[YOUR INSTRUCTIONS]: Beneath this sentence is a set of records; write each of them out exactly.

[Start INFORMATION GIVEN]

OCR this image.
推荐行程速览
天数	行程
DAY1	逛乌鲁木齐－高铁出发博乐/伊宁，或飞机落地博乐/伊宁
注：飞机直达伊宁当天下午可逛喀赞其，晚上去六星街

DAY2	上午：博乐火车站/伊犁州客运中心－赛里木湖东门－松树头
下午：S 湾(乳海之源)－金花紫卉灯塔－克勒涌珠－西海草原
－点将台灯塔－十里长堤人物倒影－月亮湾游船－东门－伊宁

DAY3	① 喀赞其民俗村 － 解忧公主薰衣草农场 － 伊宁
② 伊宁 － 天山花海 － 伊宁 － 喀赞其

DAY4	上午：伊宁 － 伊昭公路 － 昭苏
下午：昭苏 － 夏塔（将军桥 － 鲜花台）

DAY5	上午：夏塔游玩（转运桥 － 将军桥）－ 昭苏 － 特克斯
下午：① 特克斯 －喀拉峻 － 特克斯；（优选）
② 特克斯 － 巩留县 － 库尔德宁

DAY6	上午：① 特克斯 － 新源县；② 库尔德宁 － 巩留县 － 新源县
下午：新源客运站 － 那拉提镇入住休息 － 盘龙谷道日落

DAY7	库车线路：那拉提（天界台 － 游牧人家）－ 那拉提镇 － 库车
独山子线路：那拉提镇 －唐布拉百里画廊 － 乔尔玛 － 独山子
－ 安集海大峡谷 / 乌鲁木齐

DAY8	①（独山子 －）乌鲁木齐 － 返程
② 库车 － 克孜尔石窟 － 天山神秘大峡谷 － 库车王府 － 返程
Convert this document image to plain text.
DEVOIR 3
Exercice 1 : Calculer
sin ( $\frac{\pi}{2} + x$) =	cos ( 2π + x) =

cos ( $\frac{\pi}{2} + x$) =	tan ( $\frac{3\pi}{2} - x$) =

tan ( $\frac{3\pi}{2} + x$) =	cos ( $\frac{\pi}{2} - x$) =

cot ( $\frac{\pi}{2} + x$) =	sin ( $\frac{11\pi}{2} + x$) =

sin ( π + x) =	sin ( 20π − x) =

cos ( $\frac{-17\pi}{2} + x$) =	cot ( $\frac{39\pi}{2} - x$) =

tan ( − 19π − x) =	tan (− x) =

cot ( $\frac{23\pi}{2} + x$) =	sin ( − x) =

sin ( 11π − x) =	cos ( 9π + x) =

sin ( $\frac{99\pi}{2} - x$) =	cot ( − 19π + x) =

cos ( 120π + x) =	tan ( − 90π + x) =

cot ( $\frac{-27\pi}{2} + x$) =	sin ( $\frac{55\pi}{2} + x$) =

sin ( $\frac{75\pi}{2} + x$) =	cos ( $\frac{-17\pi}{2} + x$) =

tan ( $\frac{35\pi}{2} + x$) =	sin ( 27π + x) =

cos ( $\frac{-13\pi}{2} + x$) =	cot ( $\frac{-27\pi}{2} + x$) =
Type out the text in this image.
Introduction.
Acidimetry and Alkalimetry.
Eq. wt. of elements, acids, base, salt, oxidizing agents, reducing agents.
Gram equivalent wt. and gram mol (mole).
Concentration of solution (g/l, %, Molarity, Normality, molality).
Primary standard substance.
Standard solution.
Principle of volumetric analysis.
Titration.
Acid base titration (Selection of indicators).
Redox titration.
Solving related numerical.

[End INFORMATION GIVEN]

[REPLY TO THE EXERCISE]:
OCR this image.
推荐行程速览
天数	行程
DAY1	逛乌鲁木齐－高铁出发博乐/伊宁，或飞机落地博乐/伊宁
注：飞机直达伊宁当天下午可逛喀赞其，晚上去六星街

DAY2	上午：博乐火车站/伊犁州客运中心－赛里木湖东门－松树头
下午：S 湾(乳海之源)－金花紫卉灯塔－克勒涌珠－西海草原
－点将台灯塔－十里长堤人物倒影－月亮湾游船－东门－伊宁

DAY3	① 喀赞其民俗村 － 解忧公主薰衣草农场 － 伊宁
② 伊宁 － 天山花海 － 伊宁 － 喀赞其

DAY4	上午：伊宁 － 伊昭公路 － 昭苏
下午：昭苏 － 夏塔（将军桥 － 鲜花台）

DAY5	上午：夏塔游玩（转运桥 － 将军桥）－ 昭苏 － 特克斯
下午：① 特克斯 －喀拉峻 － 特克斯；（优选）
② 特克斯 － 巩留县 － 库尔德宁

DAY6	上午：① 特克斯 － 新源县；② 库尔德宁 － 巩留县 － 新源县
下午：新源客运站 － 那拉提镇入住休息 － 盘龙谷道日落

DAY7	库车线路：那拉提（天界台 － 游牧人家）－ 那拉提镇 － 库车
独山子线路：那拉提镇 －唐布拉百里画廊 － 乔尔玛 － 独山子
－ 安集海大峡谷 / 乌鲁木齐

DAY8	①（独山子 －）乌鲁木齐 － 返程
② 库车 － 克孜尔石窟 － 天山神秘大峡谷 － 库车王府 － 返程
Convert this document image to plain text.
DEVOIR 3
Exercice 1 : Calculer
sin ( $\frac{\pi}{2} + x$) =	cos ( 2π + x) =

cos ( $\frac{\pi}{2} + x$) =	tan ( $\frac{3\pi}{2} - x$) =

tan ( $\frac{3\pi}{2} + x$) =	cos ( $\frac{\pi}{2} - x$) =

cot ( $\frac{\pi}{2} + x$) =	sin ( $\frac{11\pi}{2} + x$) =

sin ( π + x) =	sin ( 20π − x) =

cos ( $\frac{-17\pi}{2} + x$) =	cot ( $\frac{39\pi}{2} - x$) =

tan ( − 19π − x) =	tan (− x) =

cot ( $\frac{23\pi}{2} + x$) =	sin ( − x) =

sin ( 11π − x) =	cos ( 9π + x) =

sin ( $\frac{99\pi}{2} - x$) =	cot ( − 19π + x) =

cos ( 120π + x) =	tan ( − 90π + x) =

cot ( $\frac{-27\pi}{2} + x$) =	sin ( $\frac{55\pi}{2} + x$) =

sin ( $\frac{75\pi}{2} + x$) =	cos ( $\frac{-17\pi}{2} + x$) =

tan ( $\frac{35\pi}{2} + x$) =	sin ( 27π + x) =

cos ( $\frac{-13\pi}{2} + x$) =	cot ( $\frac{-27\pi}{2} + x$) =
Type out the text in this image.
Introduction.
Acidimetry and Alkalimetry.
Eq. wt. of elements, acids, base, salt, oxidizing agents, reducing agents.
Gram equivalent wt. and gram mol (mole).
Concentration of solution (g/l, %, Molarity, Normality, molality).
Primary standard substance.
Standard solution.
Principle of volumetric analysis.
Titration.
Acid base titration (Selection of indicators).
Redox titration.
Solving related numerical.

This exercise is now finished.